**TO BE DONE**
Copy each line of the data below with the word "title".

**RECORD EXCERPTS**
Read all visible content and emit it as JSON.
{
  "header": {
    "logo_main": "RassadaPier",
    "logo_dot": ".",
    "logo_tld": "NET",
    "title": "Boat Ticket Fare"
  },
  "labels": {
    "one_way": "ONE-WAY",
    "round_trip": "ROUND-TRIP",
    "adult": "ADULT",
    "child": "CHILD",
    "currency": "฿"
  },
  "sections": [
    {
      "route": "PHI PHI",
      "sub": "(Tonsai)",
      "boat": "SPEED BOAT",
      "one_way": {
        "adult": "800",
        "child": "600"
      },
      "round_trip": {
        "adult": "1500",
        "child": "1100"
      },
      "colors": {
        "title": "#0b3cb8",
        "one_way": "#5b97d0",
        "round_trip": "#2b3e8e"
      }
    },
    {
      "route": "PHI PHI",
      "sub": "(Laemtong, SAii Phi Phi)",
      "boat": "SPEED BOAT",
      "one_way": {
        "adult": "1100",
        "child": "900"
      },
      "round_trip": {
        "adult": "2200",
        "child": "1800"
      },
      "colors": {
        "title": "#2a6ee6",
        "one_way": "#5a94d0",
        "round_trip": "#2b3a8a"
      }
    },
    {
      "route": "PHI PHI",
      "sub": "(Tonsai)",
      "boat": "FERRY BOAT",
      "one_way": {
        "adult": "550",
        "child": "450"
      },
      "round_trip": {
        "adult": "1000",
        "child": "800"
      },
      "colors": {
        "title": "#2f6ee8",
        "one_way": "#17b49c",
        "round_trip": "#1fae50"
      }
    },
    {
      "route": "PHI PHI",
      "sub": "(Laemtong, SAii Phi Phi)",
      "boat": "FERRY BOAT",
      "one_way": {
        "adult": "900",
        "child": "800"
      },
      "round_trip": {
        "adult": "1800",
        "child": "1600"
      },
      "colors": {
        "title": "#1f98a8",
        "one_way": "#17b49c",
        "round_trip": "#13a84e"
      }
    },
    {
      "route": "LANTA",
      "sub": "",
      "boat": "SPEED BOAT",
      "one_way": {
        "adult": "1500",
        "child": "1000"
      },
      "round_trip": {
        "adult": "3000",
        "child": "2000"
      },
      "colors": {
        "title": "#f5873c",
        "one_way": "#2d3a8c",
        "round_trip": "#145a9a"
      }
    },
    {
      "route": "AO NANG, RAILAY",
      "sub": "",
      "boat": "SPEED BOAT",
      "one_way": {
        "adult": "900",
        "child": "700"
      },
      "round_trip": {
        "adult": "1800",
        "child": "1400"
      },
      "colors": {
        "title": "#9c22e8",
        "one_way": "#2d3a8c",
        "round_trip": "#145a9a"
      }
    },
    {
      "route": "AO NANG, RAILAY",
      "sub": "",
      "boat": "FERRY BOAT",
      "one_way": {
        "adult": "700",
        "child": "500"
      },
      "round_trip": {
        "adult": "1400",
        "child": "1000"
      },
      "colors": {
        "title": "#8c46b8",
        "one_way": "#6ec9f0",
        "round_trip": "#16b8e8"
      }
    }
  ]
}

**FULL ANSWER**
    "title": "Boat Ticket Fare"
        "title": "#0b3cb8",
        "title": "#2a6ee6",
        "title": "#2f6ee8",
        "title": "#1f98a8",
        "title": "#f5873c",
        "title": "#9c22e8",
        "title": "#8c46b8",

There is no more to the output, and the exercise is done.